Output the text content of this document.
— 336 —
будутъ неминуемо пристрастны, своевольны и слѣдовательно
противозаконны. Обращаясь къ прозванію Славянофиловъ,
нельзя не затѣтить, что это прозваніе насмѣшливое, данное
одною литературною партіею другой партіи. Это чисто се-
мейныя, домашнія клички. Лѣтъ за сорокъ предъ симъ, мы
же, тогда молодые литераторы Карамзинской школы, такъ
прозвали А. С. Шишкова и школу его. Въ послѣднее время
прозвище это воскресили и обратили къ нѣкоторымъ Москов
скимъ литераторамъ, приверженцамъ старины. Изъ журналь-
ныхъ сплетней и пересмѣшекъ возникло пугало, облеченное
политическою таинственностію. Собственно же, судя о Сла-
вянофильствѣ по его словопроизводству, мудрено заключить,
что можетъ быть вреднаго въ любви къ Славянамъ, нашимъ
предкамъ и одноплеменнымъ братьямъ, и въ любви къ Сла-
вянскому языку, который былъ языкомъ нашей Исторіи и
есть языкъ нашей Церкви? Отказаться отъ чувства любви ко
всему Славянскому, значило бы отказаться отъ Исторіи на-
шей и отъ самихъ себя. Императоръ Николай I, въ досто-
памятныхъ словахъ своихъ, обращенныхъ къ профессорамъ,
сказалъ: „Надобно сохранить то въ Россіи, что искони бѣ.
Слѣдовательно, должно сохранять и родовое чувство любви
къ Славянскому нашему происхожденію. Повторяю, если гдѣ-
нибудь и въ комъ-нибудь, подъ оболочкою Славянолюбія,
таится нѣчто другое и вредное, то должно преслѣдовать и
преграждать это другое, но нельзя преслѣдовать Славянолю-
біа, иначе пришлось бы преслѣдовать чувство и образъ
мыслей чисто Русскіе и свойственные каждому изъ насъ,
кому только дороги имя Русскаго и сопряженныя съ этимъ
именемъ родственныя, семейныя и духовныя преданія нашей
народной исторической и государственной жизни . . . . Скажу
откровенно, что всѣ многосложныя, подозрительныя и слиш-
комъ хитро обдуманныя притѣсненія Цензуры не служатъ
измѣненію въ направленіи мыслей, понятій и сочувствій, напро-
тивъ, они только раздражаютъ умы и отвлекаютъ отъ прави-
********
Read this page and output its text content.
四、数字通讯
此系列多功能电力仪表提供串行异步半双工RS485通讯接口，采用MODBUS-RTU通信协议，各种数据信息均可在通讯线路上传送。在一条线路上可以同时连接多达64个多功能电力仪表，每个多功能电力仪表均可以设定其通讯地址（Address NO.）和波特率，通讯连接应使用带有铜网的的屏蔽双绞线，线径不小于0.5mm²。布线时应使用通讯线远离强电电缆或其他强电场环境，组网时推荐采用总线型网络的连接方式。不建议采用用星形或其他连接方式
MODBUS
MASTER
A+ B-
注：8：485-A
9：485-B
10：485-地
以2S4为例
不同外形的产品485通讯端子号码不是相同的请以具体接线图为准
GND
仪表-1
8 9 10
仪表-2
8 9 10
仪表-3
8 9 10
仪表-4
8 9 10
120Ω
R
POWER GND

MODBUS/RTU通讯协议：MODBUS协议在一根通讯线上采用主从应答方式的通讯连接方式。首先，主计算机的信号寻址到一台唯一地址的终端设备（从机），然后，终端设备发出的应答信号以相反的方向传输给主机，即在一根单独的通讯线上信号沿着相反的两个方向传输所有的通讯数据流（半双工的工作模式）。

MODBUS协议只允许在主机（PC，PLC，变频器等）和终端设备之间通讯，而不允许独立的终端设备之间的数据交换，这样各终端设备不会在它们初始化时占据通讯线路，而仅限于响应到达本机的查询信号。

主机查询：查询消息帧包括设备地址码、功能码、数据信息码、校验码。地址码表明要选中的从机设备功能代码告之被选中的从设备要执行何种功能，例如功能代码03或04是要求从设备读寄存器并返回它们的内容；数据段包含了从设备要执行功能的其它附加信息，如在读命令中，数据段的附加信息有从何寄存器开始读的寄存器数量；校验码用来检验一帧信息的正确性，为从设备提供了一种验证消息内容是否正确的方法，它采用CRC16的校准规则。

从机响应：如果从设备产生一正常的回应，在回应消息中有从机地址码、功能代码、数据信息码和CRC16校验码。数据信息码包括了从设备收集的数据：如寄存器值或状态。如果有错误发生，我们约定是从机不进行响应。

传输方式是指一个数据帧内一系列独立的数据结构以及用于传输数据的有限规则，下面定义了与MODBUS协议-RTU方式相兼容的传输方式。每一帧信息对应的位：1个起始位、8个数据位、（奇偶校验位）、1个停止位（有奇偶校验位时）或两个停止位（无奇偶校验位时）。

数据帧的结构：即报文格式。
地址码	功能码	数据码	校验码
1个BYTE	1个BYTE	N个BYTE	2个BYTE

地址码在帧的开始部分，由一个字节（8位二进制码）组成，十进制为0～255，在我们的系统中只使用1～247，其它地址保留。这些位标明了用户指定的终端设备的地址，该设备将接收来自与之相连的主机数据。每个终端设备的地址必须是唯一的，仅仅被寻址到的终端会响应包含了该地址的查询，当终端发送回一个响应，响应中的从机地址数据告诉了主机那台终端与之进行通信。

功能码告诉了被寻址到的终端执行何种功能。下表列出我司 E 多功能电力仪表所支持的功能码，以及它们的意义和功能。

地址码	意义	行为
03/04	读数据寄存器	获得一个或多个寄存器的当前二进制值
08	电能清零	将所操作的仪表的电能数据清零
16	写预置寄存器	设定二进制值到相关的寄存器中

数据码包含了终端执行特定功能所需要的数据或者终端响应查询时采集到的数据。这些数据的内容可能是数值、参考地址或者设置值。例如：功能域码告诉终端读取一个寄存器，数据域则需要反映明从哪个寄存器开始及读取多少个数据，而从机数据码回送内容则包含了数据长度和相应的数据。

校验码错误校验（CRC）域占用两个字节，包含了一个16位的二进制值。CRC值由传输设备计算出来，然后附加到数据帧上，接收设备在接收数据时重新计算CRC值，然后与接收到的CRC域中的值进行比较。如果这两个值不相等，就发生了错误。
********
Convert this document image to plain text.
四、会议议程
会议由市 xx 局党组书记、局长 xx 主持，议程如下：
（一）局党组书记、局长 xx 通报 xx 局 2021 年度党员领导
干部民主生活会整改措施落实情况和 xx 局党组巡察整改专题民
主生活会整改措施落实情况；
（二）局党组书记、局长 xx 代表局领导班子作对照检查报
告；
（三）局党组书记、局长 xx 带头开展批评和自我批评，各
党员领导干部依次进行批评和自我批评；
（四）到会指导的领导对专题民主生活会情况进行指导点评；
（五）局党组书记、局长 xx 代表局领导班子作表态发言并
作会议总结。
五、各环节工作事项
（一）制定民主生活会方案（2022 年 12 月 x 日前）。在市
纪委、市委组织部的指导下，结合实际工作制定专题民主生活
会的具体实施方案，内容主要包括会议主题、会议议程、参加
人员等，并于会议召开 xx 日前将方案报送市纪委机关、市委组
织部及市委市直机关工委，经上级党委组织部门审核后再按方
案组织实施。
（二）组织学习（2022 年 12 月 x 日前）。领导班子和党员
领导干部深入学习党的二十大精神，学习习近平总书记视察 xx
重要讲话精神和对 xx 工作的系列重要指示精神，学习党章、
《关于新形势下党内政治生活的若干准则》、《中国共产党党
********
### Exercise instructions
Say the number of lines in the listing that hold "чувство", with no added words.

### Answer to the exercise
2